THE TASK: Show every line of the records below that contains the word "листах".

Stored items

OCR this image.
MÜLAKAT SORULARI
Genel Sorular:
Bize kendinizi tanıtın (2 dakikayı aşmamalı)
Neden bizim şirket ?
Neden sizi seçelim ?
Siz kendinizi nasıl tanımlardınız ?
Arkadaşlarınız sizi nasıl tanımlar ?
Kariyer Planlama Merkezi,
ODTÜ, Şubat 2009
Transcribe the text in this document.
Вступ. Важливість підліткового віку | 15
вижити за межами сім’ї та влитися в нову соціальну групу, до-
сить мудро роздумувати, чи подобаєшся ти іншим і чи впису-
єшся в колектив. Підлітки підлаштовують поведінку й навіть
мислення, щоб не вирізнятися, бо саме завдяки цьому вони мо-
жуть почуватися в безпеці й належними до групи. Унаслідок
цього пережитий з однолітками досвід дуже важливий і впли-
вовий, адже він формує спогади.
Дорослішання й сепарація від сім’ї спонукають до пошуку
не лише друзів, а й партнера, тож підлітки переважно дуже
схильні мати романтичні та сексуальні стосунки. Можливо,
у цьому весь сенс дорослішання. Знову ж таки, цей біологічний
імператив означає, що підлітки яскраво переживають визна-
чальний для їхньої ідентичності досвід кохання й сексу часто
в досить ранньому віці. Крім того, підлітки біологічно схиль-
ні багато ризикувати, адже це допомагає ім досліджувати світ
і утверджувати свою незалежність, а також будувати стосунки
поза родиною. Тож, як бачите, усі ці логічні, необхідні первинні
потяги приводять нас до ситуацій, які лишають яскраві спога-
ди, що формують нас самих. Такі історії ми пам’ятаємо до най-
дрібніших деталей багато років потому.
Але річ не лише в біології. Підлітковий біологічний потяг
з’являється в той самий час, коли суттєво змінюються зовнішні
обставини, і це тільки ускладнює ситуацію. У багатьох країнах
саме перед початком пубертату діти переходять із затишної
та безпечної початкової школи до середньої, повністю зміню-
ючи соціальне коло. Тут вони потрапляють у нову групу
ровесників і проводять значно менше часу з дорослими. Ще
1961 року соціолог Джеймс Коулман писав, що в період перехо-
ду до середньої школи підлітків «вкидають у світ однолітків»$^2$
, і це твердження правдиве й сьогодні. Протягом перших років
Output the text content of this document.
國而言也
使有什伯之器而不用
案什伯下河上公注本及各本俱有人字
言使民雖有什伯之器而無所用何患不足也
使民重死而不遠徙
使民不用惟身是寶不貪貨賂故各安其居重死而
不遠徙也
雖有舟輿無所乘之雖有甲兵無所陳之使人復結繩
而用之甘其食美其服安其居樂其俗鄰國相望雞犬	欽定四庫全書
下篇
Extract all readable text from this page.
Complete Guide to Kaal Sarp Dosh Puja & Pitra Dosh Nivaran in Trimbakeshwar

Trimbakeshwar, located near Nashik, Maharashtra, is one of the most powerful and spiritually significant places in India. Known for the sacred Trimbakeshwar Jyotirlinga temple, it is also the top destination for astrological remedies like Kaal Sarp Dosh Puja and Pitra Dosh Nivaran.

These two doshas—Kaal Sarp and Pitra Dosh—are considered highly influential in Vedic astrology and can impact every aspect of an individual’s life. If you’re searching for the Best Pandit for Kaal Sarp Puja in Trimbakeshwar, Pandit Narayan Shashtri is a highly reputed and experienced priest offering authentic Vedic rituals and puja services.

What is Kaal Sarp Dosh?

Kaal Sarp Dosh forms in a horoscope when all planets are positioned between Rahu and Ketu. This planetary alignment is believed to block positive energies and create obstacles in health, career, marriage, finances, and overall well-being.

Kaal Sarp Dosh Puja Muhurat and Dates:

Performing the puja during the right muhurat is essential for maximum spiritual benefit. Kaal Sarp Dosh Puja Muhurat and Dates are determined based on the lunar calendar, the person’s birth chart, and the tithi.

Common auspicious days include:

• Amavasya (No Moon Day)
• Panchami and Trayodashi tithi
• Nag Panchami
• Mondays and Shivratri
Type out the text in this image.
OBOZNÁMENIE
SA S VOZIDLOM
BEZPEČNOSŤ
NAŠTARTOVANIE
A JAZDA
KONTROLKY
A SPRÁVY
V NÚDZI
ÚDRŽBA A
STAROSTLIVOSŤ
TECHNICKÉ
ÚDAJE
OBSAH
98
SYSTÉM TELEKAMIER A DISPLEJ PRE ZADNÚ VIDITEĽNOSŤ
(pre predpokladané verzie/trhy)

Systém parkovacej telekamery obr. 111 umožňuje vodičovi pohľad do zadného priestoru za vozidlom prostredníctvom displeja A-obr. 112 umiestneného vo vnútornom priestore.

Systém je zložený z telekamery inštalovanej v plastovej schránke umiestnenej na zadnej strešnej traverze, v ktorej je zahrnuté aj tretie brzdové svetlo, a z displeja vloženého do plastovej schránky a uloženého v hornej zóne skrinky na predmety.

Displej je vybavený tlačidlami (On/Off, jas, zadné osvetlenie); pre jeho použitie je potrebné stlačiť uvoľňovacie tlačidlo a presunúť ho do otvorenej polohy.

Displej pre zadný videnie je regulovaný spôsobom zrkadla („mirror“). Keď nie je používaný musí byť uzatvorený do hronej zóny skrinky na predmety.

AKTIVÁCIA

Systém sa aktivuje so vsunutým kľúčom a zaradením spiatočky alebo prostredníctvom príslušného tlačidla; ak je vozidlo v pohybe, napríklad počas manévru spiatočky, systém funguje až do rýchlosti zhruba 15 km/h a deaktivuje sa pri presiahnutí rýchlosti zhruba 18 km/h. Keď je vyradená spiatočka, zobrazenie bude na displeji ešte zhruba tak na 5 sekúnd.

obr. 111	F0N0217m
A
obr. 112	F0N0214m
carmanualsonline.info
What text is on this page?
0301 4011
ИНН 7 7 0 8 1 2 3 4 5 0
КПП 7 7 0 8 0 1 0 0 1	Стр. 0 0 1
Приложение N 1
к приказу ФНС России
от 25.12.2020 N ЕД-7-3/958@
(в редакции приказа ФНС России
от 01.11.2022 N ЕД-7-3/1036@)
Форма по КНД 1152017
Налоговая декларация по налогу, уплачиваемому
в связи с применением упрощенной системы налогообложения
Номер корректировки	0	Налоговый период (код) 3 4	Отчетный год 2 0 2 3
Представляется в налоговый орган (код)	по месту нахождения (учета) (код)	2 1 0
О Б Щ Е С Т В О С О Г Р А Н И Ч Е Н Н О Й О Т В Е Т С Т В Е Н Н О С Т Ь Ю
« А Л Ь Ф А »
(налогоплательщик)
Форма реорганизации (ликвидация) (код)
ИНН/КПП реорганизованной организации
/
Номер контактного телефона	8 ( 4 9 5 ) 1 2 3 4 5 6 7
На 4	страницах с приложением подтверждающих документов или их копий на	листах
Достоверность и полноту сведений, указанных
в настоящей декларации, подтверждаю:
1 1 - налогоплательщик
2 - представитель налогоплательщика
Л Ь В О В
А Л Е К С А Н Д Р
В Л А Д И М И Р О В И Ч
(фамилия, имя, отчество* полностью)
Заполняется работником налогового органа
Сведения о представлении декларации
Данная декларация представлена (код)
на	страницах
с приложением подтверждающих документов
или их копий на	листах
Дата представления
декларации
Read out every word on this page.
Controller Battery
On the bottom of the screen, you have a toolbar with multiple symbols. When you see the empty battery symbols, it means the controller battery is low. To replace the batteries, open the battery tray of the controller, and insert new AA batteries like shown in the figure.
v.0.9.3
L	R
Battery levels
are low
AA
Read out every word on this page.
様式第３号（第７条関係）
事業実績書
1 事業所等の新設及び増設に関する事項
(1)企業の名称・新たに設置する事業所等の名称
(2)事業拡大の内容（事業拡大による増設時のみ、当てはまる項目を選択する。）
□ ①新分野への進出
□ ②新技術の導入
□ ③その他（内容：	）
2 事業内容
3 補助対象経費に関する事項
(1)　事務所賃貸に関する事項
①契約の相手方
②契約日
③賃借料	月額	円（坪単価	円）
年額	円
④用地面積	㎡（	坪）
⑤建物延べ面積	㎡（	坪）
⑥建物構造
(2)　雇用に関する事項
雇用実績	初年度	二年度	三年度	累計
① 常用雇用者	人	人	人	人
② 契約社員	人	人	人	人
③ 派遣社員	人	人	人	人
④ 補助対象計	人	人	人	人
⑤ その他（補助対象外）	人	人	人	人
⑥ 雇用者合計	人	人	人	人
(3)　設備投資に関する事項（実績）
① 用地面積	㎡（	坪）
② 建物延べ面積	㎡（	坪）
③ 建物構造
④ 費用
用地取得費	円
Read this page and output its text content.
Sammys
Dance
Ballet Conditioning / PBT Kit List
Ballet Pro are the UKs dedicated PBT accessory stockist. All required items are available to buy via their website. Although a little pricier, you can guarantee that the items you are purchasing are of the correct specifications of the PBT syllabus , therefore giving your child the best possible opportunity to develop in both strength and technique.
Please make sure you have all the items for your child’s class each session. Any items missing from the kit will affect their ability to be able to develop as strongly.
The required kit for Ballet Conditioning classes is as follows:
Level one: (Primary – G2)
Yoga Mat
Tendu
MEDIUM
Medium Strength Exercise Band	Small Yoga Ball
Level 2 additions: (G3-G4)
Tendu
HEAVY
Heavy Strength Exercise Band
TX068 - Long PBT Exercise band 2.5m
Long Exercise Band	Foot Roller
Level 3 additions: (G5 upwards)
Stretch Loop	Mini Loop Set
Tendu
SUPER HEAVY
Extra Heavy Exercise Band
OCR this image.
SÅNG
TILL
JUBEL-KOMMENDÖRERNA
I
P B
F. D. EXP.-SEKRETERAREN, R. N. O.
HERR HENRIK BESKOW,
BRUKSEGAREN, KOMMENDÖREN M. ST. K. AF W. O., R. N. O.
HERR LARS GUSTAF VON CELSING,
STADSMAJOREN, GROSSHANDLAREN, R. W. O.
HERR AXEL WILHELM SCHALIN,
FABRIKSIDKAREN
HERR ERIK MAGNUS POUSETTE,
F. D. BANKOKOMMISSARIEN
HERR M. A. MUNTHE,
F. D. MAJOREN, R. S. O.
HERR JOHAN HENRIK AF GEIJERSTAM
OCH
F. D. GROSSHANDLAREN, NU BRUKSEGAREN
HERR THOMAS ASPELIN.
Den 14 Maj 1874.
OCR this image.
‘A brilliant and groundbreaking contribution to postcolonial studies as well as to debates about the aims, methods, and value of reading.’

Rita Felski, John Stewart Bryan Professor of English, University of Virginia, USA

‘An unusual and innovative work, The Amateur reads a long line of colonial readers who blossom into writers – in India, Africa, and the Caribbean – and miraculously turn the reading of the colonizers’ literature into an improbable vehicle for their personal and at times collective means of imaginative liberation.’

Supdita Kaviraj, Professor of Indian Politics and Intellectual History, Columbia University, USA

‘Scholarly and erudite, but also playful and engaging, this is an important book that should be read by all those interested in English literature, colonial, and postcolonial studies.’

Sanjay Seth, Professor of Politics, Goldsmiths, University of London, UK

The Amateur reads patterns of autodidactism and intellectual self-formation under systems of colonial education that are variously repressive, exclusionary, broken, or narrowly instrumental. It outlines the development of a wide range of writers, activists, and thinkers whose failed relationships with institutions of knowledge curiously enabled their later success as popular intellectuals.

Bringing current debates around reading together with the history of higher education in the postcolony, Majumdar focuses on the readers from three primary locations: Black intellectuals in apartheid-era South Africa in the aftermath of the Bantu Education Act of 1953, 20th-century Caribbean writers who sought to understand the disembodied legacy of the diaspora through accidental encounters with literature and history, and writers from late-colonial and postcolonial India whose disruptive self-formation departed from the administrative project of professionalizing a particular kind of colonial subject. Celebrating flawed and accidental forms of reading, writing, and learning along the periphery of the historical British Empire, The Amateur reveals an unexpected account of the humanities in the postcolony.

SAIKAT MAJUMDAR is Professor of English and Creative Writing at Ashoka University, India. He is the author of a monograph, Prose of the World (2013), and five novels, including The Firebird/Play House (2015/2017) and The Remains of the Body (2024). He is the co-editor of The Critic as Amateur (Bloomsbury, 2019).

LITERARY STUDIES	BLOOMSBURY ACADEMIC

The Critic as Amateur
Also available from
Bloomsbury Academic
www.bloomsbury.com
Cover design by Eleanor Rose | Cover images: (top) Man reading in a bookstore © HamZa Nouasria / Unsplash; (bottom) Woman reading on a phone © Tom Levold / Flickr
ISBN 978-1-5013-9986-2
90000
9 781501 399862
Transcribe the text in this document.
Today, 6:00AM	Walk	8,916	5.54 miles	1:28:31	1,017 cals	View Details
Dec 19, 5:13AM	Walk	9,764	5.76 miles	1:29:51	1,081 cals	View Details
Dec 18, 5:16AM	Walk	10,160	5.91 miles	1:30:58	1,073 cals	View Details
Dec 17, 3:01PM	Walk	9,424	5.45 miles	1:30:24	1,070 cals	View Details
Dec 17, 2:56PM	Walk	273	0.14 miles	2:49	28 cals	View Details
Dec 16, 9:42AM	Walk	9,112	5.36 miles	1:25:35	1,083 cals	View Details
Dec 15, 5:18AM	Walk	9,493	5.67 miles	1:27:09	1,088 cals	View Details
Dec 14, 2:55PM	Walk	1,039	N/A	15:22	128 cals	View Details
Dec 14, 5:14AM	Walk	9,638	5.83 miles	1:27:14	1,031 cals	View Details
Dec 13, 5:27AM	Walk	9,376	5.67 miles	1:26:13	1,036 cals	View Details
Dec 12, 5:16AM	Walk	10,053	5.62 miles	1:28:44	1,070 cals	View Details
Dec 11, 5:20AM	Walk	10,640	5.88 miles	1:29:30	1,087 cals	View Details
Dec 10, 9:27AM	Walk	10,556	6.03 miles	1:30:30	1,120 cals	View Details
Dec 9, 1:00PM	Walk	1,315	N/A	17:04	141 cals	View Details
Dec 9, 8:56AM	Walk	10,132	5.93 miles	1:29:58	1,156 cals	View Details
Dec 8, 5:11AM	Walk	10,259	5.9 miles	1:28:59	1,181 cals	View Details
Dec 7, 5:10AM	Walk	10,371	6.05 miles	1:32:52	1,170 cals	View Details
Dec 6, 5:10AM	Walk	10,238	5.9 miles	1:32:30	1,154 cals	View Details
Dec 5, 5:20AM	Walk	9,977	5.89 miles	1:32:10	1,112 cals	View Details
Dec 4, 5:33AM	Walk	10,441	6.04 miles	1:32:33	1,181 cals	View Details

OUTPUT FOR THIS TASK:
На 4	страницах с приложением подтверждающих документов или их копий на	листах
или их копий на	листах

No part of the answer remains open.